§ THE PROBLEM
Select all lines holding the word "社会保障和就业支出" from the entries that follow.

[Saved entries]
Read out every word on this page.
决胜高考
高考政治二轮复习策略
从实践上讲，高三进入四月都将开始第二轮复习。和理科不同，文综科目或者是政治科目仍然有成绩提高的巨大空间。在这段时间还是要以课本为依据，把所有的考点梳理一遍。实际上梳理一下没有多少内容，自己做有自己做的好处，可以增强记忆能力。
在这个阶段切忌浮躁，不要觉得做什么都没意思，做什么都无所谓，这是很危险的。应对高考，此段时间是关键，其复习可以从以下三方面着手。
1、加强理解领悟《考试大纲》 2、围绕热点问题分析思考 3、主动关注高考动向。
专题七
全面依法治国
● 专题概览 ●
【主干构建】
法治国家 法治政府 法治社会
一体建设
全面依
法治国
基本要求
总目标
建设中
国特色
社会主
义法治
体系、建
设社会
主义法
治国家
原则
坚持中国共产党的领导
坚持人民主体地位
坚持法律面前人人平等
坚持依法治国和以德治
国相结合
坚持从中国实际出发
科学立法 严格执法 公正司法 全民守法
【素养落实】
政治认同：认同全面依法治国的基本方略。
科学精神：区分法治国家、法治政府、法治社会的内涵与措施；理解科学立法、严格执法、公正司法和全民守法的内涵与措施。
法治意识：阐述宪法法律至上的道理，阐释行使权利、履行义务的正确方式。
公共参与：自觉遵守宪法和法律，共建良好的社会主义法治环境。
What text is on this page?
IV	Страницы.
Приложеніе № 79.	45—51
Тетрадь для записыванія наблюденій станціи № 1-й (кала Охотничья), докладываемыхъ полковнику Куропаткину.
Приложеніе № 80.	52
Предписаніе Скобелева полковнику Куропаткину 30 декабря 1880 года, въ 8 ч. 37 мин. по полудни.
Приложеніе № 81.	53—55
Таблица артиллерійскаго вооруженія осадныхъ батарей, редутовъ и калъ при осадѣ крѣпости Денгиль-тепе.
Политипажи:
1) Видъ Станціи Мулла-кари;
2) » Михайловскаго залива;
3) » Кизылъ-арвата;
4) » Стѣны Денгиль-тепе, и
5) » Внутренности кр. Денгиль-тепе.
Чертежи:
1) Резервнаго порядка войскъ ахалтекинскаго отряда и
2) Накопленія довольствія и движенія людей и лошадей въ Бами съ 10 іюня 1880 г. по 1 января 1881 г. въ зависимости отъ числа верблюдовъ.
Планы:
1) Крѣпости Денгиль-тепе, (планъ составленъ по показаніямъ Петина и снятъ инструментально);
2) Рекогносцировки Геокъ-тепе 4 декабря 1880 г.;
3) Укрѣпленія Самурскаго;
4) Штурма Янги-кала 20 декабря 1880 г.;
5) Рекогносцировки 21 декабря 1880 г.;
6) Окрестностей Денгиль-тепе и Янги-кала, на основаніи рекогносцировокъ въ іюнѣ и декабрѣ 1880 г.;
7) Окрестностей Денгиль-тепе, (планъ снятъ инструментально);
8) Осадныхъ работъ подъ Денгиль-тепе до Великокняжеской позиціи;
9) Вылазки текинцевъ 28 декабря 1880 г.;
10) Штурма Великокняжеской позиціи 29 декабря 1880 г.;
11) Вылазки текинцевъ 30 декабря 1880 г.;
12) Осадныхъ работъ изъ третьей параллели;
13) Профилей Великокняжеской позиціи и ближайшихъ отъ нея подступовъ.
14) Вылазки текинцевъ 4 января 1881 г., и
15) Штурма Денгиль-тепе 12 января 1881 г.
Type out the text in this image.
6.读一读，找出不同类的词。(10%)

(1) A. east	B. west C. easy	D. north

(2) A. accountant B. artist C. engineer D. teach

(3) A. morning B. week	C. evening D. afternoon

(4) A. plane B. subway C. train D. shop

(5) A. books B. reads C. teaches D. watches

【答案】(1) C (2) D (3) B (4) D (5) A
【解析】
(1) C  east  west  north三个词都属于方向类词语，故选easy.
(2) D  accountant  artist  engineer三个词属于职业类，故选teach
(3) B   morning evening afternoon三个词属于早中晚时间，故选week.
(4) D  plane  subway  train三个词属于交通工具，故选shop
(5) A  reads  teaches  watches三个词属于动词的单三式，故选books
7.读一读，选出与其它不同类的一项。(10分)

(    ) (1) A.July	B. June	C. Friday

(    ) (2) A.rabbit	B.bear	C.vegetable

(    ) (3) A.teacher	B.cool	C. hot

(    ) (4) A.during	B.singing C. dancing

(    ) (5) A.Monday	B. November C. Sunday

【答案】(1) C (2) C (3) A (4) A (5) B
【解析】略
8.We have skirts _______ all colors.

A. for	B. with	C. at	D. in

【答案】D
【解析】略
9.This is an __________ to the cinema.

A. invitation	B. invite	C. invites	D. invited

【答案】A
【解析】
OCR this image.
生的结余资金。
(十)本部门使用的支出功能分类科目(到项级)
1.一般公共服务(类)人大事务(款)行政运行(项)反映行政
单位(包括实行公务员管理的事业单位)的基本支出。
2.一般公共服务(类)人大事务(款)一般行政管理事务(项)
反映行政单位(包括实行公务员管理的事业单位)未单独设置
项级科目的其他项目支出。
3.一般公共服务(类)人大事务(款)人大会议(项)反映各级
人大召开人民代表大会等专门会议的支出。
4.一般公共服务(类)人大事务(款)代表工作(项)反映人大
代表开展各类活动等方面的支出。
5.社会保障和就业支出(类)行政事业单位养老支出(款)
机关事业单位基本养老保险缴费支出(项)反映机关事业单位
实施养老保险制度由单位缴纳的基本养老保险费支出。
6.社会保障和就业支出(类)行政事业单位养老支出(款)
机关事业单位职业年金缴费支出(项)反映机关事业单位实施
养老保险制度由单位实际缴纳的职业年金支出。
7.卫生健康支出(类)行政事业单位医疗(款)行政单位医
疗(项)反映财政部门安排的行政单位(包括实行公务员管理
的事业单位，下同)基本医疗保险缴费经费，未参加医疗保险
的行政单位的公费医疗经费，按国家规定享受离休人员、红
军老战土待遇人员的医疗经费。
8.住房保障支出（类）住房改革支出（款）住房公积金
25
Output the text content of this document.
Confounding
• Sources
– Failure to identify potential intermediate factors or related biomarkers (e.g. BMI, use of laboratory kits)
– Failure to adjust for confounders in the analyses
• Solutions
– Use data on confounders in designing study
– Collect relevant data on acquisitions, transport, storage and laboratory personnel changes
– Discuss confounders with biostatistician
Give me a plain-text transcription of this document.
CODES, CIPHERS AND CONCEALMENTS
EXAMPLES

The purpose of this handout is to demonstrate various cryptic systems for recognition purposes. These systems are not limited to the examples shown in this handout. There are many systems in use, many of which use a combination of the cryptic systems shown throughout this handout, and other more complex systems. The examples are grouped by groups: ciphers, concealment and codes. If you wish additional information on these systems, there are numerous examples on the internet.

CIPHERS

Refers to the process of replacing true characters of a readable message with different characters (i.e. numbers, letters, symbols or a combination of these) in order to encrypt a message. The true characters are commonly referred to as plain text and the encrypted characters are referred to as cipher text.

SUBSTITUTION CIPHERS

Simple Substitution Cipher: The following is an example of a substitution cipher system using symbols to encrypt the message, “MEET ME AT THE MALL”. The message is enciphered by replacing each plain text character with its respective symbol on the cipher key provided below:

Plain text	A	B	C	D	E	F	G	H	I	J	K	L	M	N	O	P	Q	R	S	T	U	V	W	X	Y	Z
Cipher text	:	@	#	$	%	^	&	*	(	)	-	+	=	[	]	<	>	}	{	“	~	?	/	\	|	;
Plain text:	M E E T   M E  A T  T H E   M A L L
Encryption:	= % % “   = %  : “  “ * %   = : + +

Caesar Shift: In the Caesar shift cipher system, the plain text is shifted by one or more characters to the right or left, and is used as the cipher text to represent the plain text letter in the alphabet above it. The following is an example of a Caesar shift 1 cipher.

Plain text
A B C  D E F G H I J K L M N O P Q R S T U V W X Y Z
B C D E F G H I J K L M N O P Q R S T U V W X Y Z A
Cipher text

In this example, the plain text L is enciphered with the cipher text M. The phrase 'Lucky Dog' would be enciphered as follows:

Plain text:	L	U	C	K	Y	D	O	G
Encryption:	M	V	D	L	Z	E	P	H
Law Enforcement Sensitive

§ FINISHED EXERCISE
5.社会保障和就业支出(类)行政事业单位养老支出(款)
6.社会保障和就业支出(类)行政事业单位养老支出(款)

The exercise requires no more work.